• [What you are asked to do] What follows are records. Restate all of them word for word.

--*--

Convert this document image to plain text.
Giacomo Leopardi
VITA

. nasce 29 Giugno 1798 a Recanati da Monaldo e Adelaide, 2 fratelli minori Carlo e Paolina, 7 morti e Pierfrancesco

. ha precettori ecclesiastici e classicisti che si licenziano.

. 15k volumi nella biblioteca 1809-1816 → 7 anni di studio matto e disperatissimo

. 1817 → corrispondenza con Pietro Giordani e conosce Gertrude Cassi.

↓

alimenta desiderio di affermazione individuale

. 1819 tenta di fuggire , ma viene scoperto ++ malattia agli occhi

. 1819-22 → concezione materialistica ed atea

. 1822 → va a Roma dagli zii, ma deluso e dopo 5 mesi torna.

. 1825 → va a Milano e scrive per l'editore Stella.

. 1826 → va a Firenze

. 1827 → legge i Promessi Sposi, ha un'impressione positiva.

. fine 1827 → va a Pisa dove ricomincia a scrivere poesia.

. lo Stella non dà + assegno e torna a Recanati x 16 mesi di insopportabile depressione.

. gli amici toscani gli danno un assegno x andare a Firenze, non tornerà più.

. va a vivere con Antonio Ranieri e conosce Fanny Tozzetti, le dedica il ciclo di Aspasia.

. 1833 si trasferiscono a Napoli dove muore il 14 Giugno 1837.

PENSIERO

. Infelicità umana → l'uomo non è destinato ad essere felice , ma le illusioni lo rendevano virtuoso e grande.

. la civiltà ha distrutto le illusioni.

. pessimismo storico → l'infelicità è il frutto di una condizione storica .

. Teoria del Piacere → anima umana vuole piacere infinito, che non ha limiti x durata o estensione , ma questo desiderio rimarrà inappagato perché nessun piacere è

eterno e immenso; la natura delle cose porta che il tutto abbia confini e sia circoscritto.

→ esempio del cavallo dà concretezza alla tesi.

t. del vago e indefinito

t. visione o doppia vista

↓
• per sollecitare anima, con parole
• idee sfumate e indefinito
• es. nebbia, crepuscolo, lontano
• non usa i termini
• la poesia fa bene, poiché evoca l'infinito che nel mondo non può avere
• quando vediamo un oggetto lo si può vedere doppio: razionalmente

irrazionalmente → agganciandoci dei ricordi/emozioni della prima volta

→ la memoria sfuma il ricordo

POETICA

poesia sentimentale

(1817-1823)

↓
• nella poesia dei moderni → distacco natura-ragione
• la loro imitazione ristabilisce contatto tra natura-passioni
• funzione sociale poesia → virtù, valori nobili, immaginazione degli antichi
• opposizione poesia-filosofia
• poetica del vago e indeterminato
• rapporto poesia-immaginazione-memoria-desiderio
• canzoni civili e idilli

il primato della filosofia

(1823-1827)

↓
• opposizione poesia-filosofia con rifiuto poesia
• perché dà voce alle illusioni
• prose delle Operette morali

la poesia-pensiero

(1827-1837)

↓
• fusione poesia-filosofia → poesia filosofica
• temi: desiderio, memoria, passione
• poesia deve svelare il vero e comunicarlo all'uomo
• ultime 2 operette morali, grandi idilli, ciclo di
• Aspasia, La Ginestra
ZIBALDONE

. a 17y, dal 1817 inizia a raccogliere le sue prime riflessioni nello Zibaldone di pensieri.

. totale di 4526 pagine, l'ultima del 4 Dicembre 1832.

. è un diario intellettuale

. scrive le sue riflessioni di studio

--*--

• [Response]
Convert this document image to plain text.
Giacomo Leopardi
VITA

. nasce 29 Giugno 1798 a Recanati da Monaldo e Adelaide, 2 fratelli minori Carlo e Paolina, 7 morti e Pierfrancesco

. ha precettori ecclesiastici e classicisti che si licenziano.

. 15k volumi nella biblioteca 1809-1816 → 7 anni di studio matto e disperatissimo

. 1817 → corrispondenza con Pietro Giordani e conosce Gertrude Cassi.

↓

alimenta desiderio di affermazione individuale

. 1819 tenta di fuggire , ma viene scoperto ++ malattia agli occhi

. 1819-22 → concezione materialistica ed atea

. 1822 → va a Roma dagli zii, ma deluso e dopo 5 mesi torna.

. 1825 → va a Milano e scrive per l'editore Stella.

. 1826 → va a Firenze

. 1827 → legge i Promessi Sposi, ha un'impressione positiva.

. fine 1827 → va a Pisa dove ricomincia a scrivere poesia.

. lo Stella non dà + assegno e torna a Recanati x 16 mesi di insopportabile depressione.

. gli amici toscani gli danno un assegno x andare a Firenze, non tornerà più.

. va a vivere con Antonio Ranieri e conosce Fanny Tozzetti, le dedica il ciclo di Aspasia.

. 1833 si trasferiscono a Napoli dove muore il 14 Giugno 1837.

PENSIERO

. Infelicità umana → l'uomo non è destinato ad essere felice , ma le illusioni lo rendevano virtuoso e grande.

. la civiltà ha distrutto le illusioni.

. pessimismo storico → l'infelicità è il frutto di una condizione storica .

. Teoria del Piacere → anima umana vuole piacere infinito, che non ha limiti x durata o estensione , ma questo desiderio rimarrà inappagato perché nessun piacere è

eterno e immenso; la natura delle cose porta che il tutto abbia confini e sia circoscritto.

→ esempio del cavallo dà concretezza alla tesi.

t. del vago e indefinito

t. visione o doppia vista

↓
• per sollecitare anima, con parole
• idee sfumate e indefinito
• es. nebbia, crepuscolo, lontano
• non usa i termini
• la poesia fa bene, poiché evoca l'infinito che nel mondo non può avere
• quando vediamo un oggetto lo si può vedere doppio: razionalmente

irrazionalmente → agganciandoci dei ricordi/emozioni della prima volta

→ la memoria sfuma il ricordo

POETICA

poesia sentimentale

(1817-1823)

↓
• nella poesia dei moderni → distacco natura-ragione
• la loro imitazione ristabilisce contatto tra natura-passioni
• funzione sociale poesia → virtù, valori nobili, immaginazione degli antichi
• opposizione poesia-filosofia
• poetica del vago e indeterminato
• rapporto poesia-immaginazione-memoria-desiderio
• canzoni civili e idilli

il primato della filosofia

(1823-1827)

↓
• opposizione poesia-filosofia con rifiuto poesia
• perché dà voce alle illusioni
• prose delle Operette morali

la poesia-pensiero

(1827-1837)

↓
• fusione poesia-filosofia → poesia filosofica
• temi: desiderio, memoria, passione
• poesia deve svelare il vero e comunicarlo all'uomo
• ultime 2 operette morali, grandi idilli, ciclo di
• Aspasia, La Ginestra
ZIBALDONE

. a 17y, dal 1817 inizia a raccogliere le sue prime riflessioni nello Zibaldone di pensieri.

. totale di 4526 pagine, l'ultima del 4 Dicembre 1832.

. è un diario intellettuale

. scrive le sue riflessioni di studio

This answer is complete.